- **REQUIRED TASK**
Pictures do not belong in your copy. Repeat all the other data exactly.

- **DATA FOR THIS TASK**
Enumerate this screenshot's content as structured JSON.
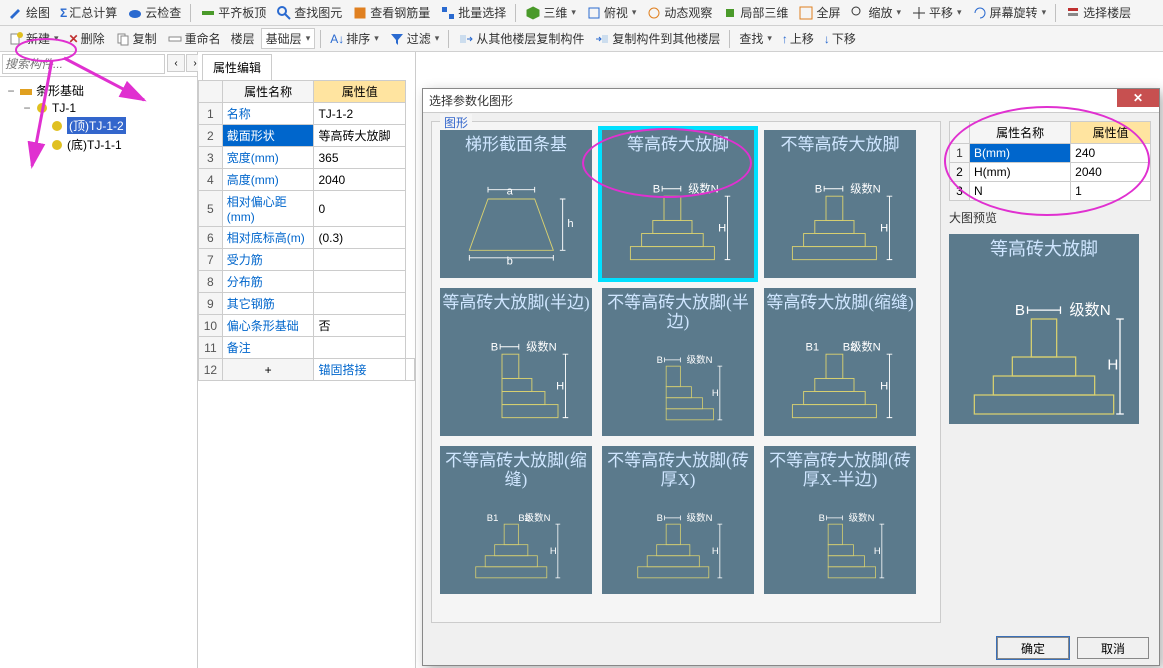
{
  "toolbar1": {
    "draw": "绘图",
    "sum": "汇总计算",
    "cloud": "云检查",
    "flatten": "平齐板顶",
    "find": "查找图元",
    "rebar": "查看钢筋量",
    "batch": "批量选择",
    "view3d": "三维",
    "bird": "俯视",
    "dyn": "动态观察",
    "local3d": "局部三维",
    "full": "全屏",
    "zoom": "缩放",
    "pan": "平移",
    "rotate": "屏幕旋转",
    "selfloor": "选择楼层"
  },
  "toolbar2": {
    "new": "新建",
    "del": "删除",
    "copy": "复制",
    "rename": "重命名",
    "floor_lbl": "楼层",
    "floor_val": "基础层",
    "sort": "排序",
    "filter": "过滤",
    "copyfrom": "从其他楼层复制构件",
    "copyto": "复制构件到其他楼层",
    "find": "查找",
    "up": "上移",
    "down": "下移"
  },
  "search_placeholder": "搜索构件...",
  "tree": {
    "root": "条形基础",
    "n1": "TJ-1",
    "n2": "(顶)TJ-1-2",
    "n3": "(底)TJ-1-1"
  },
  "prop_tab": "属性编辑",
  "prop_head_name": "属性名称",
  "prop_head_val": "属性值",
  "props": [
    {
      "n": "名称",
      "v": "TJ-1-2"
    },
    {
      "n": "截面形状",
      "v": "等高砖大放脚"
    },
    {
      "n": "宽度(mm)",
      "v": "365"
    },
    {
      "n": "高度(mm)",
      "v": "2040"
    },
    {
      "n": "相对偏心距(mm)",
      "v": "0"
    },
    {
      "n": "相对底标高(m)",
      "v": "(0.3)"
    },
    {
      "n": "受力筋",
      "v": ""
    },
    {
      "n": "分布筋",
      "v": ""
    },
    {
      "n": "其它钢筋",
      "v": ""
    },
    {
      "n": "偏心条形基础",
      "v": "否"
    },
    {
      "n": "备注",
      "v": ""
    },
    {
      "n": "锚固搭接",
      "v": ""
    }
  ],
  "dialog": {
    "title": "选择参数化图形",
    "shapes_legend": "图形",
    "preview_label": "大图预览",
    "ok": "确定",
    "cancel": "取消",
    "shapes": [
      "梯形截面条基",
      "等高砖大放脚",
      "不等高砖大放脚",
      "等高砖大放脚(半边)",
      "不等高砖大放脚(半边)",
      "等高砖大放脚(缩缝)",
      "不等高砖大放脚(缩缝)",
      "不等高砖大放脚(砖厚X)",
      "不等高砖大放脚(砖厚X-半边)"
    ],
    "param_head_name": "属性名称",
    "param_head_val": "属性值",
    "params": [
      {
        "n": "B(mm)",
        "v": "240"
      },
      {
        "n": "H(mm)",
        "v": "2040"
      },
      {
        "n": "N",
        "v": "1"
      }
    ],
    "preview_title": "等高砖大放脚",
    "label_B": "B",
    "label_H": "H",
    "label_N": "级数N",
    "label_a": "a",
    "label_b": "b",
    "label_h": "h",
    "label_B1": "B1",
    "label_B2": "B2"
  }
}
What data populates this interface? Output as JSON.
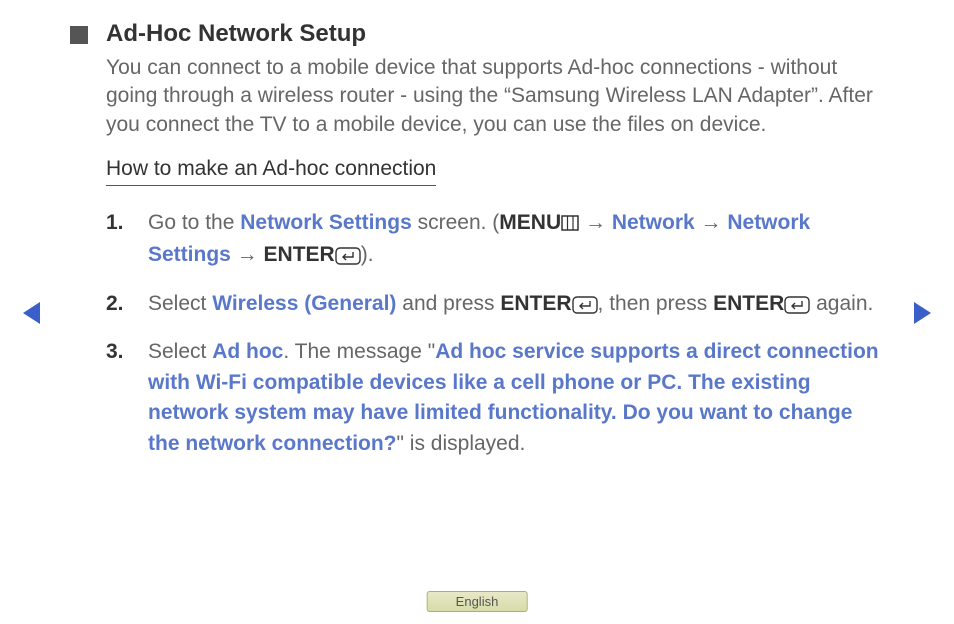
{
  "heading": "Ad-Hoc Network Setup",
  "intro": "You can connect to a mobile device that supports Ad-hoc connections - without going through a wireless router - using the “Samsung Wireless LAN Adapter”. After you connect the TV to a mobile device, you can use the files on device.",
  "subheading": "How to make an Ad-hoc connection",
  "steps": {
    "s1": {
      "num": "1.",
      "t1": "Go to the ",
      "link1": "Network Settings",
      "t2": " screen. (",
      "menu": "MENU",
      "arrow1": " → ",
      "link2": "Network",
      "arrow2": " → ",
      "link3": "Network Settings",
      "arrow3": " → ",
      "enter": "ENTER",
      "t3": ")."
    },
    "s2": {
      "num": "2.",
      "t1": "Select ",
      "link1": "Wireless (General)",
      "t2": " and press ",
      "enter1": "ENTER",
      "t3": ", then press ",
      "enter2": "ENTER",
      "t4": " again."
    },
    "s3": {
      "num": "3.",
      "t1": "Select ",
      "link1": "Ad hoc",
      "t2": ". The message \"",
      "msg": "Ad hoc service supports a direct connection with Wi-Fi compatible devices like a cell phone or PC. The existing network system may have limited functionality. Do you want to change the network connection?",
      "t3": "\" is displayed."
    }
  },
  "language": "English"
}
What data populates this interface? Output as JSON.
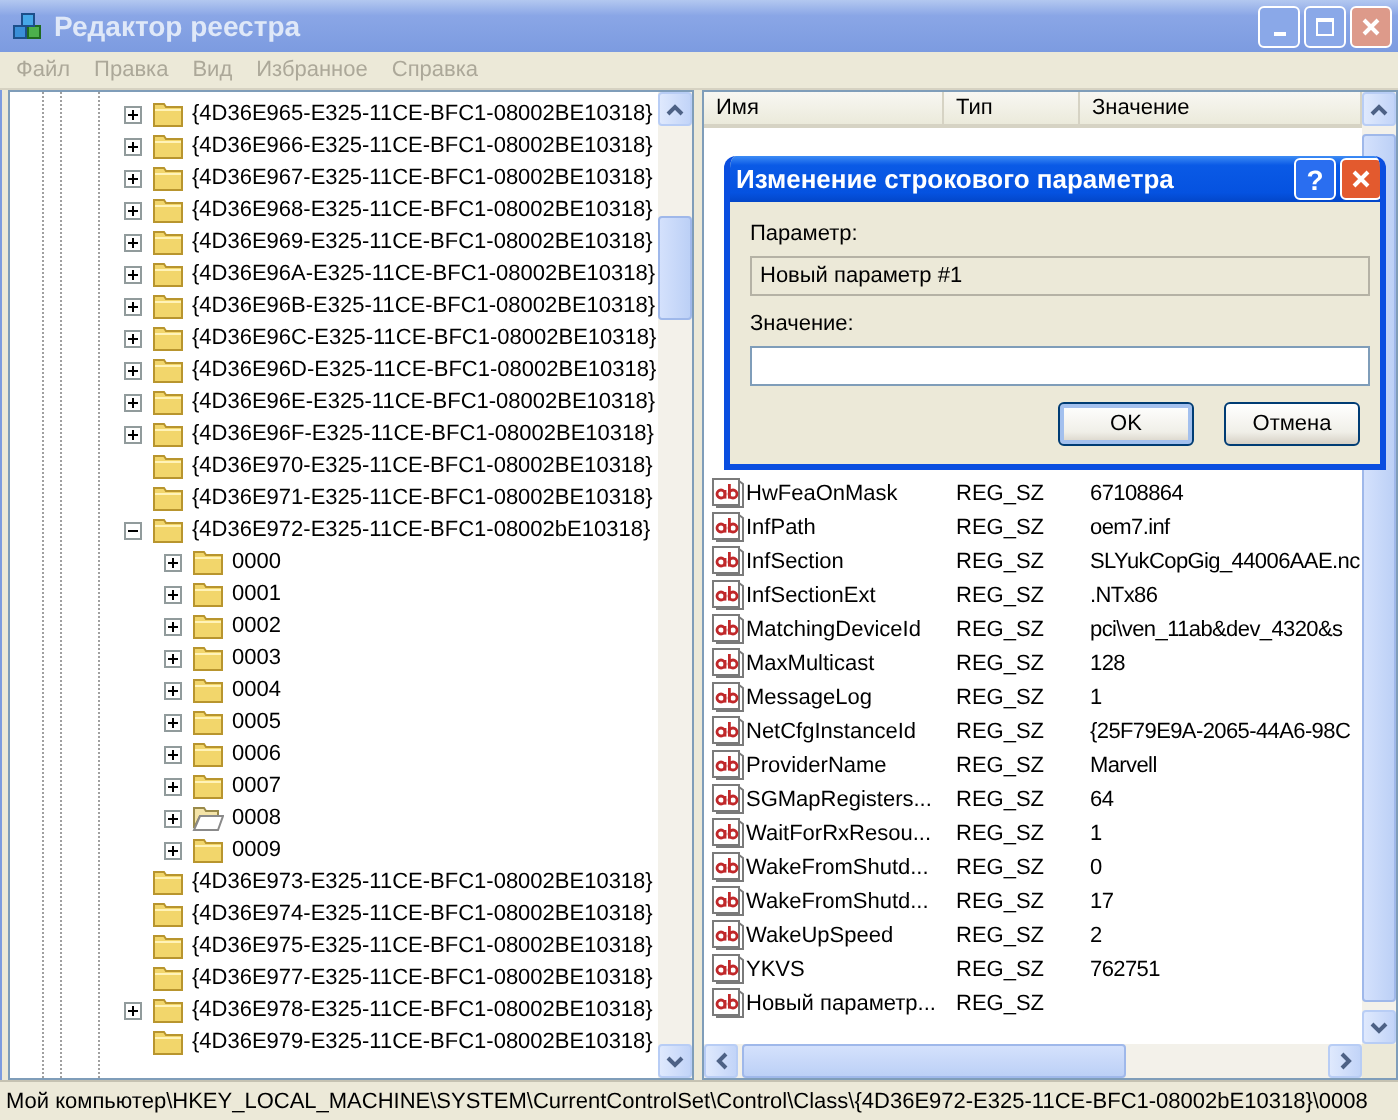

- **WRITTEN SOLUTION**
Enumerate this screenshot's content as structured JSON.
{
  "toolbar1": {
    "draw": "绘图",
    "sum": "汇总计算",
    "cloud": "云检查",
    "flatten": "平齐板顶",
    "find": "查找图元",
    "rebar": "查看钢筋量",
    "batch": "批量选择",
    "view3d": "三维",
    "bird": "俯视",
    "dyn": "动态观察",
    "local3d": "局部三维",
    "full": "全屏",
    "zoom": "缩放",
    "pan": "平移",
    "rotate": "屏幕旋转",
    "selfloor": "选择楼层"
  },
  "toolbar2": {
    "new": "新建",
    "del": "删除",
    "copy": "复制",
    "rename": "重命名",
    "floor_lbl": "楼层",
    "floor_val": "基础层",
    "sort": "排序",
    "filter": "过滤",
    "copyfrom": "从其他楼层复制构件",
    "copyto": "复制构件到其他楼层",
    "find": "查找",
    "up": "上移",
    "down": "下移"
  },
  "search_placeholder": "搜索构件...",
  "tree": {
    "root": "条形基础",
    "n1": "TJ-1",
    "n2": "(顶)TJ-1-2",
    "n3": "(底)TJ-1-1"
  },
  "prop_tab": "属性编辑",
  "prop_head_name": "属性名称",
  "prop_head_val": "属性值",
  "props": [
    {
      "n": "名称",
      "v": "TJ-1-2"
    },
    {
      "n": "截面形状",
      "v": "等高砖大放脚"
    },
    {
      "n": "宽度(mm)",
      "v": "365"
    },
    {
      "n": "高度(mm)",
      "v": "2040"
    },
    {
      "n": "相对偏心距(mm)",
      "v": "0"
    },
    {
      "n": "相对底标高(m)",
      "v": "(0.3)"
    },
    {
      "n": "受力筋",
      "v": ""
    },
    {
      "n": "分布筋",
      "v": ""
    },
    {
      "n": "其它钢筋",
      "v": ""
    },
    {
      "n": "偏心条形基础",
      "v": "否"
    },
    {
      "n": "备注",
      "v": ""
    },
    {
      "n": "锚固搭接",
      "v": ""
    }
  ],
  "dialog": {
    "title": "选择参数化图形",
    "shapes_legend": "图形",
    "preview_label": "大图预览",
    "ok": "确定",
    "cancel": "取消",
    "shapes": [
      "梯形截面条基",
      "等高砖大放脚",
      "不等高砖大放脚",
      "等高砖大放脚(半边)",
      "不等高砖大放脚(半边)",
      "等高砖大放脚(缩缝)",
      "不等高砖大放脚(缩缝)",
      "不等高砖大放脚(砖厚X)",
      "不等高砖大放脚(砖厚X-半边)"
    ],
    "param_head_name": "属性名称",
    "param_head_val": "属性值",
    "params": [
      {
        "n": "B(mm)",
        "v": "240"
      },
      {
        "n": "H(mm)",
        "v": "2040"
      },
      {
        "n": "N",
        "v": "1"
      }
    ],
    "preview_title": "等高砖大放脚",
    "label_B": "B",
    "label_H": "H",
    "label_N": "级数N",
    "label_a": "a",
    "label_b": "b",
    "label_h": "h",
    "label_B1": "B1",
    "label_B2": "B2"
  }
}
What data populates this interface? Output as JSON.
{
  "heading": "Ad-Hoc Network Setup",
  "intro": "You can connect to a mobile device that supports Ad-hoc connections - without going through a wireless router - using the “Samsung Wireless LAN Adapter”. After you connect the TV to a mobile device, you can use the files on device.",
  "subheading": "How to make an Ad-hoc connection",
  "steps": {
    "s1": {
      "num": "1.",
      "t1": "Go to the ",
      "link1": "Network Settings",
      "t2": " screen. (",
      "menu": "MENU",
      "arrow1": " → ",
      "link2": "Network",
      "arrow2": " → ",
      "link3": "Network Settings",
      "arrow3": " → ",
      "enter": "ENTER",
      "t3": ")."
    },
    "s2": {
      "num": "2.",
      "t1": "Select ",
      "link1": "Wireless (General)",
      "t2": " and press ",
      "enter1": "ENTER",
      "t3": ", then press ",
      "enter2": "ENTER",
      "t4": " again."
    },
    "s3": {
      "num": "3.",
      "t1": "Select ",
      "link1": "Ad hoc",
      "t2": ". The message \"",
      "msg": "Ad hoc service supports a direct connection with Wi-Fi compatible devices like a cell phone or PC. The existing network system may have limited functionality. Do you want to change the network connection?",
      "t3": "\" is displayed."
    }
  },
  "language": "English"
}
What data populates this interface? Output as JSON.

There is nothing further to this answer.